SHORT PROBLEM: Reproduce all of the data exactly.

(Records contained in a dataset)
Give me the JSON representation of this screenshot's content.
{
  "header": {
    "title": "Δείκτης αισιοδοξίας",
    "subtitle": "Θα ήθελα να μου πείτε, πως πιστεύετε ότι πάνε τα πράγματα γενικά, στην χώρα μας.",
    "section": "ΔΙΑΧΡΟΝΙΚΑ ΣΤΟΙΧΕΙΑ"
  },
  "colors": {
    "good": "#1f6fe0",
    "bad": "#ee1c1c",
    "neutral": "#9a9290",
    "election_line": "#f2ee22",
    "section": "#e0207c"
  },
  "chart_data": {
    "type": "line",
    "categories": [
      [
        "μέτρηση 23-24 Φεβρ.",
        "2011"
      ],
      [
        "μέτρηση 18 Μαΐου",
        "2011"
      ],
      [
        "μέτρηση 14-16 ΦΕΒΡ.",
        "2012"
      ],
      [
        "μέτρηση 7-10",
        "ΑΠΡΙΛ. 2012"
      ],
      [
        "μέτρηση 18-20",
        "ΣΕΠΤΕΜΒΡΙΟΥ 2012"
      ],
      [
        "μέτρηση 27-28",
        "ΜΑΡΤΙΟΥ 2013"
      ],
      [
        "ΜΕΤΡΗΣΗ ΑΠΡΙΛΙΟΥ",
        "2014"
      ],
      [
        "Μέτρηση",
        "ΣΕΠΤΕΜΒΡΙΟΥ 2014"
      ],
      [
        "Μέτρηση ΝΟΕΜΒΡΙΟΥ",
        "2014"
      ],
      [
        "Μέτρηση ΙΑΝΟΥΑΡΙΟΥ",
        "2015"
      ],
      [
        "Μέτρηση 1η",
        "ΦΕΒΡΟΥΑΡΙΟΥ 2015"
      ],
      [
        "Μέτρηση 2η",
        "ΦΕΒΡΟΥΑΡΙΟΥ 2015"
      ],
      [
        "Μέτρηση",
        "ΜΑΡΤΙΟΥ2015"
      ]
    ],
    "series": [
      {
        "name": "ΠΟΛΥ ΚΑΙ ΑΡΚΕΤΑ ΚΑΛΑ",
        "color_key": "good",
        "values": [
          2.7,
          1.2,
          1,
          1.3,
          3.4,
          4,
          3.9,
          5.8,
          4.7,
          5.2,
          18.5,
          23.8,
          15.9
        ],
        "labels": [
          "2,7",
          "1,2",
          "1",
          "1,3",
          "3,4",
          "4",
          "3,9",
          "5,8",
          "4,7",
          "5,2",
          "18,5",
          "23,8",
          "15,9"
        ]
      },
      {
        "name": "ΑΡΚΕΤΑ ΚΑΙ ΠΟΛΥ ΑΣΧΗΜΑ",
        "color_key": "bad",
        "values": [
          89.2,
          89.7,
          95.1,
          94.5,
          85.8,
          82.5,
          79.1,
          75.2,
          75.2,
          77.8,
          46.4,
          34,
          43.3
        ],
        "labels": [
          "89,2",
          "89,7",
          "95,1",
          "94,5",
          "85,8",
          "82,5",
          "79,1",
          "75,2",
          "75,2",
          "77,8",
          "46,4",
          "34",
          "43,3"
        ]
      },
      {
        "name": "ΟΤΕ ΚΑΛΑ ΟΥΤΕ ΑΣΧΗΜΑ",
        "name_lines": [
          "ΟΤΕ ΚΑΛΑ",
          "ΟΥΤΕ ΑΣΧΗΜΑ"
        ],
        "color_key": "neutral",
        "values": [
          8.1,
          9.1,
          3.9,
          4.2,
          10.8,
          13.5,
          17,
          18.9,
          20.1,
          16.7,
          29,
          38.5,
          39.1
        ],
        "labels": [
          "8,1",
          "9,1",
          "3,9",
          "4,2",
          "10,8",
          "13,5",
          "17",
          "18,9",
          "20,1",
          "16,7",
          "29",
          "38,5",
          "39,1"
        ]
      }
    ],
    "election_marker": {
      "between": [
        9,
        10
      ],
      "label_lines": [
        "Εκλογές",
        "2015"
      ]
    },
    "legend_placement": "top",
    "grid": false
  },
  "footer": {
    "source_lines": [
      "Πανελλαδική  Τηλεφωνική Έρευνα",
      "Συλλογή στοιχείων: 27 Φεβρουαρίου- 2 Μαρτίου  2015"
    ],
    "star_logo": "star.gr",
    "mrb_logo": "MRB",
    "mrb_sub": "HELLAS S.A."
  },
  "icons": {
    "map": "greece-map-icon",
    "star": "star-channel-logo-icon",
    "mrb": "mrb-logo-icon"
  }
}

WORKED SOLUTION:
Give me the JSON representation of this screenshot's content.
{
  "header": {
    "title": "Δείκτης αισιοδοξίας",
    "subtitle": "Θα ήθελα να μου πείτε, πως πιστεύετε ότι πάνε τα πράγματα γενικά, στην χώρα μας.",
    "section": "ΔΙΑΧΡΟΝΙΚΑ ΣΤΟΙΧΕΙΑ"
  },
  "colors": {
    "good": "#1f6fe0",
    "bad": "#ee1c1c",
    "neutral": "#9a9290",
    "election_line": "#f2ee22",
    "section": "#e0207c"
  },
  "chart_data": {
    "type": "line",
    "categories": [
      [
        "μέτρηση 23-24 Φεβρ.",
        "2011"
      ],
      [
        "μέτρηση 18 Μαΐου",
        "2011"
      ],
      [
        "μέτρηση 14-16 ΦΕΒΡ.",
        "2012"
      ],
      [
        "μέτρηση 7-10",
        "ΑΠΡΙΛ. 2012"
      ],
      [
        "μέτρηση 18-20",
        "ΣΕΠΤΕΜΒΡΙΟΥ 2012"
      ],
      [
        "μέτρηση 27-28",
        "ΜΑΡΤΙΟΥ 2013"
      ],
      [
        "ΜΕΤΡΗΣΗ ΑΠΡΙΛΙΟΥ",
        "2014"
      ],
      [
        "Μέτρηση",
        "ΣΕΠΤΕΜΒΡΙΟΥ 2014"
      ],
      [
        "Μέτρηση ΝΟΕΜΒΡΙΟΥ",
        "2014"
      ],
      [
        "Μέτρηση ΙΑΝΟΥΑΡΙΟΥ",
        "2015"
      ],
      [
        "Μέτρηση 1η",
        "ΦΕΒΡΟΥΑΡΙΟΥ 2015"
      ],
      [
        "Μέτρηση 2η",
        "ΦΕΒΡΟΥΑΡΙΟΥ 2015"
      ],
      [
        "Μέτρηση",
        "ΜΑΡΤΙΟΥ2015"
      ]
    ],
    "series": [
      {
        "name": "ΠΟΛΥ ΚΑΙ ΑΡΚΕΤΑ ΚΑΛΑ",
        "color_key": "good",
        "values": [
          2.7,
          1.2,
          1,
          1.3,
          3.4,
          4,
          3.9,
          5.8,
          4.7,
          5.2,
          18.5,
          23.8,
          15.9
        ],
        "labels": [
          "2,7",
          "1,2",
          "1",
          "1,3",
          "3,4",
          "4",
          "3,9",
          "5,8",
          "4,7",
          "5,2",
          "18,5",
          "23,8",
          "15,9"
        ]
      },
      {
        "name": "ΑΡΚΕΤΑ ΚΑΙ ΠΟΛΥ ΑΣΧΗΜΑ",
        "color_key": "bad",
        "values": [
          89.2,
          89.7,
          95.1,
          94.5,
          85.8,
          82.5,
          79.1,
          75.2,
          75.2,
          77.8,
          46.4,
          34,
          43.3
        ],
        "labels": [
          "89,2",
          "89,7",
          "95,1",
          "94,5",
          "85,8",
          "82,5",
          "79,1",
          "75,2",
          "75,2",
          "77,8",
          "46,4",
          "34",
          "43,3"
        ]
      },
      {
        "name": "ΟΤΕ ΚΑΛΑ ΟΥΤΕ ΑΣΧΗΜΑ",
        "name_lines": [
          "ΟΤΕ ΚΑΛΑ",
          "ΟΥΤΕ ΑΣΧΗΜΑ"
        ],
        "color_key": "neutral",
        "values": [
          8.1,
          9.1,
          3.9,
          4.2,
          10.8,
          13.5,
          17,
          18.9,
          20.1,
          16.7,
          29,
          38.5,
          39.1
        ],
        "labels": [
          "8,1",
          "9,1",
          "3,9",
          "4,2",
          "10,8",
          "13,5",
          "17",
          "18,9",
          "20,1",
          "16,7",
          "29",
          "38,5",
          "39,1"
        ]
      }
    ],
    "election_marker": {
      "between": [
        9,
        10
      ],
      "label_lines": [
        "Εκλογές",
        "2015"
      ]
    },
    "legend_placement": "top",
    "grid": false
  },
  "footer": {
    "source_lines": [
      "Πανελλαδική  Τηλεφωνική Έρευνα",
      "Συλλογή στοιχείων: 27 Φεβρουαρίου- 2 Μαρτίου  2015"
    ],
    "star_logo": "star.gr",
    "mrb_logo": "MRB",
    "mrb_sub": "HELLAS S.A."
  },
  "icons": {
    "map": "greece-map-icon",
    "star": "star-channel-logo-icon",
    "mrb": "mrb-logo-icon"
  }
}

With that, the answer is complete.